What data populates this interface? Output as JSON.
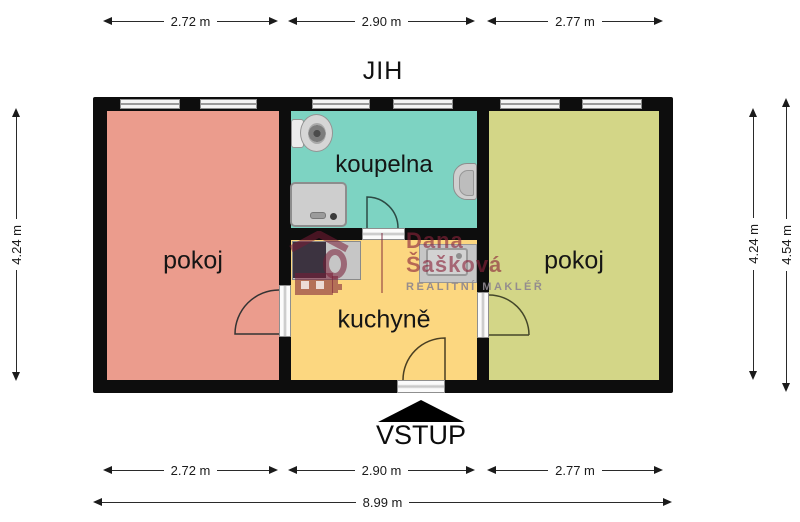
{
  "title": {
    "orientation_label": "JIH",
    "entrance_label": "VSTUP"
  },
  "rooms": [
    {
      "id": "pokoj-left",
      "label": "pokoj",
      "color": "#eb9c8d"
    },
    {
      "id": "koupelna",
      "label": "koupelna",
      "color": "#7dd3c2"
    },
    {
      "id": "kuchyne",
      "label": "kuchyně",
      "color": "#fcd780"
    },
    {
      "id": "pokoj-right",
      "label": "pokoj",
      "color": "#d3d687"
    }
  ],
  "dimensions": {
    "top": [
      "2.72 m",
      "2.90 m",
      "2.77 m"
    ],
    "bottom": [
      "2.72 m",
      "2.90 m",
      "2.77 m"
    ],
    "total_width": "8.99 m",
    "left_height": "4.24 m",
    "right_inner_height": "4.24 m",
    "right_outer_height": "4.54 m"
  },
  "watermark": {
    "name": "Dana",
    "surname": "Šašková",
    "tagline": "REALITNÍ MAKLÉŘ",
    "accent_color": "#8a243a",
    "tagline_color": "#8e878e"
  },
  "palette": {
    "wall_color": "#0d0d0d",
    "background": "#ffffff",
    "fixture_gray": "#c6c6c6"
  },
  "icons": [
    "toilet-icon",
    "shower-icon",
    "washbasin-icon",
    "stove-icon",
    "kitchen-sink-icon",
    "entrance-arrow-icon",
    "realtor-logo-icon",
    "door-swing-icon",
    "window-icon"
  ]
}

* [EXERCISE DIRECTIONS]:
For each line above that contains the word "pokoj", copy that line.

* [RESPONSE BELOW]:
      "id": "pokoj-left",
      "label": "pokoj",
      "id": "pokoj-right",
      "label": "pokoj",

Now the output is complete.